** Stored rows **
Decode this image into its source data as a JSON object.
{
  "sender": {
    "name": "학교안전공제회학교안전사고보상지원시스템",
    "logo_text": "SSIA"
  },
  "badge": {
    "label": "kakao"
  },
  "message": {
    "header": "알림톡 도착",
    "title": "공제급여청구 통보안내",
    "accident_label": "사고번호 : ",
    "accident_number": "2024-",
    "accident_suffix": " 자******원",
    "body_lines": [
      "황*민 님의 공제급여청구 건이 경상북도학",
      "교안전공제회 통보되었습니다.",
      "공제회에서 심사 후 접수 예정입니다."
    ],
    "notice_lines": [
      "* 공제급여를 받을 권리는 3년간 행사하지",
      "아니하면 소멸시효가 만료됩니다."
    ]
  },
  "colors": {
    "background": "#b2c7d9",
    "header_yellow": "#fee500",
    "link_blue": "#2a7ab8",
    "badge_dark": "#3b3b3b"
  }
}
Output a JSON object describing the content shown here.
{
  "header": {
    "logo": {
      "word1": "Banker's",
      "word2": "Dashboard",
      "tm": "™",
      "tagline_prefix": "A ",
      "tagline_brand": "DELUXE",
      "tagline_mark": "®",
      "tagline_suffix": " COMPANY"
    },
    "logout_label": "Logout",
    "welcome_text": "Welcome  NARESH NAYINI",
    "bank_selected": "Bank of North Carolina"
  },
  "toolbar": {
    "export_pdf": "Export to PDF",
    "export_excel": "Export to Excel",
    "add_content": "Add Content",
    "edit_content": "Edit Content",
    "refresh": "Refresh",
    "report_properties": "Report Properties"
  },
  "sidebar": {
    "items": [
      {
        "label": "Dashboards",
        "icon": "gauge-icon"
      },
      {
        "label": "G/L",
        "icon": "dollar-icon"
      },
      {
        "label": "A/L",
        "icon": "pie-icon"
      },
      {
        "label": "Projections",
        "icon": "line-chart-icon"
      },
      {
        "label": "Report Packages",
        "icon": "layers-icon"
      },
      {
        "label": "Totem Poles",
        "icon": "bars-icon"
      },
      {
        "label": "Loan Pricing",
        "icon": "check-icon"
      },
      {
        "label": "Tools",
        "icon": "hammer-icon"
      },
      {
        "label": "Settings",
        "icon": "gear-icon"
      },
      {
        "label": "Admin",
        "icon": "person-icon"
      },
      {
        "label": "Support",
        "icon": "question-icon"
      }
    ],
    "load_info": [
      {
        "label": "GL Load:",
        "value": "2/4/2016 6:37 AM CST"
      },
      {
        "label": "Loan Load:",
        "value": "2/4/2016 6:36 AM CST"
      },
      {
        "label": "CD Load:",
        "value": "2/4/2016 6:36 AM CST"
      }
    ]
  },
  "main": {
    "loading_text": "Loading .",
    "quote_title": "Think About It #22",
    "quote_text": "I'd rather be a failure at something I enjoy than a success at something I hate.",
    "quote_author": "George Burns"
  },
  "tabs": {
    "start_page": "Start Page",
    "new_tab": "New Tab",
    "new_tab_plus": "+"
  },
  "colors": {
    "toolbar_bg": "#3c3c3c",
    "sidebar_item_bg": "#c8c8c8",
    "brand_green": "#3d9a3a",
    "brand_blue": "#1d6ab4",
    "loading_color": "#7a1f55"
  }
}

** Requirements **
How many of these lines contain "icon"? Write only the number.

** Answer to this task **
11